PROBLEM DESCRIPTION: Keep the pictures out and restate every record exactly.

DATA ENTRIES:

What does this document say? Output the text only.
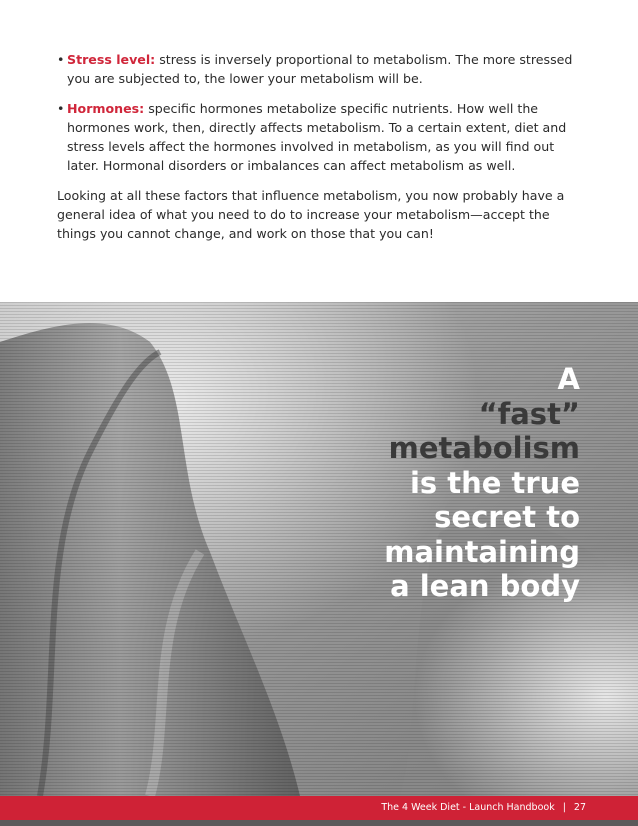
• Stress level: stress is inversely proportional to metabolism. The more stressed you are subjected to, the lower your metabolism will be.
• Hormones: specific hormones metabolize specific nutrients. How well the hormones work, then, directly affects metabolism. To a certain extent, diet and stress levels affect the hormones involved in metabolism, as you will find out later. Hormonal disorders or imbalances can affect metabolism as well.
Looking at all these factors that influence metabolism, you now probably have a general idea of what you need to do to increase your metabolism—accept the things you cannot change, and work on those that you can!
A
“fast”
metabolism
is the true
secret to
maintaining
a lean body
The 4 Week Diet - Launch Handbook | 27
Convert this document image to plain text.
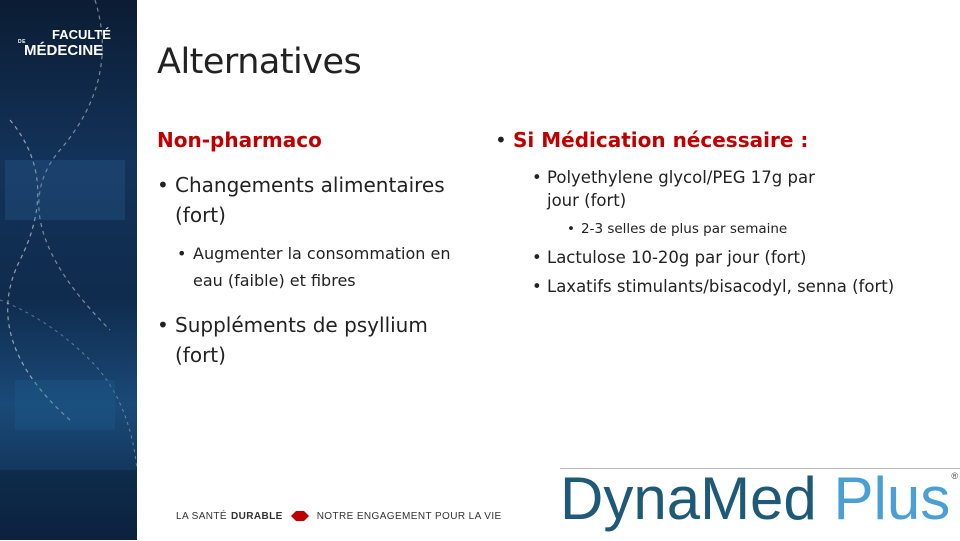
DE FACULTÉ
MÉDECINE Alternatives
Non-pharmaco
• Changements alimentaires (fort)
• Augmenter la consommation en eau (faible) et fibres
• Suppléments de psyllium (fort)
• Si Médication nécessaire :
• Polyethylene glycol/PEG 17g par jour (fort)
• 2-3 selles de plus par semaine
• Lactulose 10-20g par jour (fort)
• Laxatifs stimulants/bisacodyl, senna (fort)
LA SANTÉ DURABLE	NOTRE ENGAGEMENT POUR LA VIE DynaMed Plus ®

EXERCISE ANSWER:
What does this document say? Output the text only.
• Stress level: stress is inversely proportional to metabolism. The more stressed you are subjected to, the lower your metabolism will be.
• Hormones: specific hormones metabolize specific nutrients. How well the hormones work, then, directly affects metabolism. To a certain extent, diet and stress levels affect the hormones involved in metabolism, as you will find out later. Hormonal disorders or imbalances can affect metabolism as well.
Looking at all these factors that influence metabolism, you now probably have a general idea of what you need to do to increase your metabolism—accept the things you cannot change, and work on those that you can!
A
“fast”
metabolism
is the true
secret to
maintaining
a lean body
The 4 Week Diet - Launch Handbook | 27
Convert this document image to plain text.
DE FACULTÉ
MÉDECINE Alternatives
Non-pharmaco
• Changements alimentaires (fort)
• Augmenter la consommation en eau (faible) et fibres
• Suppléments de psyllium (fort)
• Si Médication nécessaire :
• Polyethylene glycol/PEG 17g par jour (fort)
• 2-3 selles de plus par semaine
• Lactulose 10-20g par jour (fort)
• Laxatifs stimulants/bisacodyl, senna (fort)
LA SANTÉ DURABLE	NOTRE ENGAGEMENT POUR LA VIE DynaMed Plus ®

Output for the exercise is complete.